## Exercise details
Show all lines holding "réflexes".

**********

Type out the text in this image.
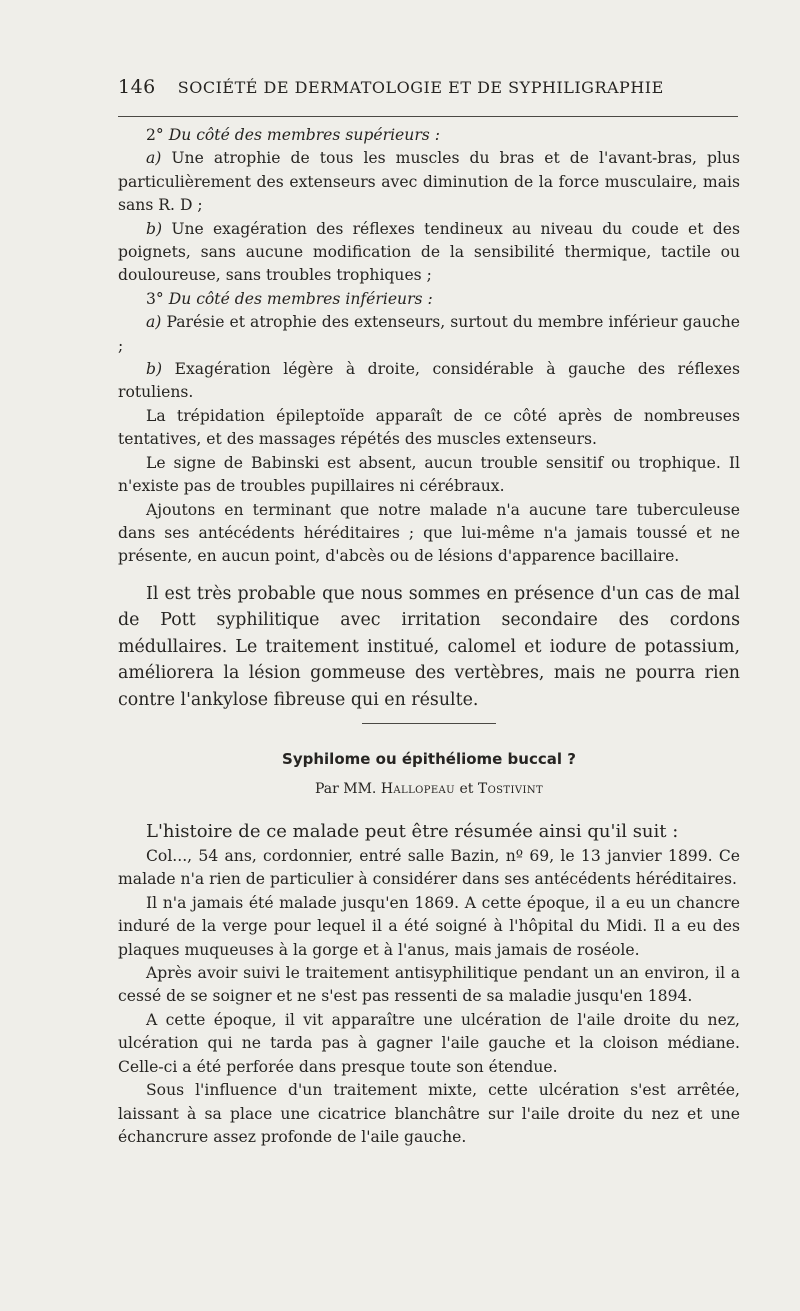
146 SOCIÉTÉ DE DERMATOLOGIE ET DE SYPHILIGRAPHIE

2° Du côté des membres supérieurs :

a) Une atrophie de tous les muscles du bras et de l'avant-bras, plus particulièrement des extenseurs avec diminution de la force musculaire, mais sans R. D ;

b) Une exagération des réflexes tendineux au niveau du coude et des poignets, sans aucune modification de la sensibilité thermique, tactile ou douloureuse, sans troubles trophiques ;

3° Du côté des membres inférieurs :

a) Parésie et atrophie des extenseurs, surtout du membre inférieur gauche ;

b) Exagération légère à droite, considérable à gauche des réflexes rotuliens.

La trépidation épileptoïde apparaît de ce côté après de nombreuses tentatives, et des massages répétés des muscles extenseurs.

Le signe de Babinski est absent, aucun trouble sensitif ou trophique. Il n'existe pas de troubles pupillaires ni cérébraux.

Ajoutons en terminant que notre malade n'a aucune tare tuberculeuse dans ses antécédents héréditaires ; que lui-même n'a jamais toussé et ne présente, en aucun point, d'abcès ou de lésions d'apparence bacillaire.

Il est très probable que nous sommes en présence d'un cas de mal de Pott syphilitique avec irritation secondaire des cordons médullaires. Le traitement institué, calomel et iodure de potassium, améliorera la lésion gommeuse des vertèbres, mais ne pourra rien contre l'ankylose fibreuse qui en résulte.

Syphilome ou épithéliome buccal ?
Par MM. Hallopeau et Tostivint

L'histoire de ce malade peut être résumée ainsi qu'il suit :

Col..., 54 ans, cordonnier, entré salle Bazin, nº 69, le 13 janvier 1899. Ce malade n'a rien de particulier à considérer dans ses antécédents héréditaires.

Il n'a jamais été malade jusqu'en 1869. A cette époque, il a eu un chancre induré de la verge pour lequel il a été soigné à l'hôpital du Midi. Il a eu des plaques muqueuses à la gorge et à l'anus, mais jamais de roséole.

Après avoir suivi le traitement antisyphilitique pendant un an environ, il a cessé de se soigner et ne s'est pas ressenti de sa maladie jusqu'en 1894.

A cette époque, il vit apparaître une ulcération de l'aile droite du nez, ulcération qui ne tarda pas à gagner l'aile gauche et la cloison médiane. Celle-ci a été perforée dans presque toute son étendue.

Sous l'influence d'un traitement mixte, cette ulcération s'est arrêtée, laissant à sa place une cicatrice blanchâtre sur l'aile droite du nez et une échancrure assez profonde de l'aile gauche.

**********

## Answer for the task
b) Une exagération des réflexes tendineux au niveau du coude et des poignets, sans aucune modification de la sensibilité thermique, tactile ou douloureuse, sans troubles trophiques ;
b) Exagération légère à droite, considérable à gauche des réflexes rotuliens.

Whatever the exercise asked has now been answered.